▶ [The exercise]:
Using the listing beneath this task, count the lines with the word "JSON" and write only the result.
━━━━━━━━━━━━━━━━
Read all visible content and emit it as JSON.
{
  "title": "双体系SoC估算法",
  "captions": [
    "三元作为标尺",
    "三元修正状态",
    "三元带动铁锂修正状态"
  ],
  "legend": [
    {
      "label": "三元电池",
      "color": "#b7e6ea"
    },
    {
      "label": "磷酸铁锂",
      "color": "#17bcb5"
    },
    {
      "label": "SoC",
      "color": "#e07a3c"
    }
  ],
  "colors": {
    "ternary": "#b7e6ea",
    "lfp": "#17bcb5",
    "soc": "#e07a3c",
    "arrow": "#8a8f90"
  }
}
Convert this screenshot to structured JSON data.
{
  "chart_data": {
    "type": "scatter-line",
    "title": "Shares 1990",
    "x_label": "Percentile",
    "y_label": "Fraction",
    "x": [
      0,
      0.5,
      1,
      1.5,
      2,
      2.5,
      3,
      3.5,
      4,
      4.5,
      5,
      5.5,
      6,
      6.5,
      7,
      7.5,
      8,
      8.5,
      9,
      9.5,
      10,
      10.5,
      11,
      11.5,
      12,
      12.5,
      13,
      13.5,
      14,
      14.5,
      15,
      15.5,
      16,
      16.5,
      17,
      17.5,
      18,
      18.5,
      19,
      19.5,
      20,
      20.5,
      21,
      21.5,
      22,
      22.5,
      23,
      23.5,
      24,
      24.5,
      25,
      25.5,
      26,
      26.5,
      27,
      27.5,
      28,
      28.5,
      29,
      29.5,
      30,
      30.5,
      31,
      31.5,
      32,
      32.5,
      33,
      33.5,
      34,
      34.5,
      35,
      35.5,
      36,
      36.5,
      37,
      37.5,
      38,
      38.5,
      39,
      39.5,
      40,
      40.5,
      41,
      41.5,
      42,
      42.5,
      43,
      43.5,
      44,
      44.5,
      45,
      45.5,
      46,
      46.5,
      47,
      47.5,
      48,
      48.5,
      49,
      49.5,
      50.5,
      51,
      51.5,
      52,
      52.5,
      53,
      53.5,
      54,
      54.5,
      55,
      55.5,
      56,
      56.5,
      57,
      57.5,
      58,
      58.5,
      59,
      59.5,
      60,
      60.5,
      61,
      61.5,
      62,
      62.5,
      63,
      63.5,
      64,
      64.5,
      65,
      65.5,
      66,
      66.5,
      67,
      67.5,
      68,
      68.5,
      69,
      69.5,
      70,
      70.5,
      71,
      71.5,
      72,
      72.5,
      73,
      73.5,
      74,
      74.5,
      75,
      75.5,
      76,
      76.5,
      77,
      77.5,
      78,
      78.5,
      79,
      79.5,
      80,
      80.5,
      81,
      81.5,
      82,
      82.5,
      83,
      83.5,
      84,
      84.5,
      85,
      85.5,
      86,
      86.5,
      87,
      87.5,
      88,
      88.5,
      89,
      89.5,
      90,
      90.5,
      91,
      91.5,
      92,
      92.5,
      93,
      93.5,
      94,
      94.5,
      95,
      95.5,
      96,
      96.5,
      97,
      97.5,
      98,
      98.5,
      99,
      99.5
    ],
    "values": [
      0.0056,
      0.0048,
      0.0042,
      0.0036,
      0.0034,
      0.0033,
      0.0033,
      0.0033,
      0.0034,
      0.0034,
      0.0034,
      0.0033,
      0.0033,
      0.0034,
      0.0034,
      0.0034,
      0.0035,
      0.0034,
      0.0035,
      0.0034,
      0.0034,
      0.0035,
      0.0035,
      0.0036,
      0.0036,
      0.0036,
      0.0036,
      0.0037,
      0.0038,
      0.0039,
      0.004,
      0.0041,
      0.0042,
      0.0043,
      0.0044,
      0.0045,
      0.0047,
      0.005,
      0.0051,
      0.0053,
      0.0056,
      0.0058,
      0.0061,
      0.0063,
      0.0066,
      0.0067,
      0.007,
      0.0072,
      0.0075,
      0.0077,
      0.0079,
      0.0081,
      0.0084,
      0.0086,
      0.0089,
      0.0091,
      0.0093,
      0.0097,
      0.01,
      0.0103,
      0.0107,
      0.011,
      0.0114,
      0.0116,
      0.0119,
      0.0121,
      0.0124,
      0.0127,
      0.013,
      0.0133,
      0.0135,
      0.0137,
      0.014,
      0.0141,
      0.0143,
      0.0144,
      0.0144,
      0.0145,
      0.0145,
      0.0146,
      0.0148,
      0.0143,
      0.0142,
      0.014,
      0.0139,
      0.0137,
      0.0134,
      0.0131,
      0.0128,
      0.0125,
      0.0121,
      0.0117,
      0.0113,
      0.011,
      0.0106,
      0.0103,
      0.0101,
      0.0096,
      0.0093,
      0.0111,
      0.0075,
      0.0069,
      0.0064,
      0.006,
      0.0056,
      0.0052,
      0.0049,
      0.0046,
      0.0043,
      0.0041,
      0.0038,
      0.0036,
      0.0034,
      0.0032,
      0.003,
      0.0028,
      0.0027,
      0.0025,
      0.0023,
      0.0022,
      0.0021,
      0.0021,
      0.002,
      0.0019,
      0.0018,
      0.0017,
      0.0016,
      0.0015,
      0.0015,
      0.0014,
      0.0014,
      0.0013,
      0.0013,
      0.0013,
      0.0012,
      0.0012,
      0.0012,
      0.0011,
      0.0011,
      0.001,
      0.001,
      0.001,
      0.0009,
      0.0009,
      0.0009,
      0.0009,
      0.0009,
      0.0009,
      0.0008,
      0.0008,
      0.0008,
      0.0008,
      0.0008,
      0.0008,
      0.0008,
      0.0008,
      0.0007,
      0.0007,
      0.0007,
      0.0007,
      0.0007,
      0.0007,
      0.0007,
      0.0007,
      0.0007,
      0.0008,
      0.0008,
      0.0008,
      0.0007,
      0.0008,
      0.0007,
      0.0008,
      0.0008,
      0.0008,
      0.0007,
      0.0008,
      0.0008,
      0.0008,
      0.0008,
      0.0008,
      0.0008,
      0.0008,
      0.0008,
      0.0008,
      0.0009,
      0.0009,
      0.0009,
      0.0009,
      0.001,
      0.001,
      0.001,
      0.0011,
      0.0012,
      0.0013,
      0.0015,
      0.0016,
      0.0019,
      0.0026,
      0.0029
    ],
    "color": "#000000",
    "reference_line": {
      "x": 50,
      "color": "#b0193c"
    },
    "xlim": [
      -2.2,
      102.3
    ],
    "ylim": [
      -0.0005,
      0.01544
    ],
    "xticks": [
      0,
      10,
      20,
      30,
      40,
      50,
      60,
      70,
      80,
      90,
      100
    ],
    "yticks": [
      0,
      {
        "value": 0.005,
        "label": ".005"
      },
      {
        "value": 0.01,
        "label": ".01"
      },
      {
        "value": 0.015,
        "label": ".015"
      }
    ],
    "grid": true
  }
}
━━━━━━━━━━━━━━━━
▶ [Expected output]:
2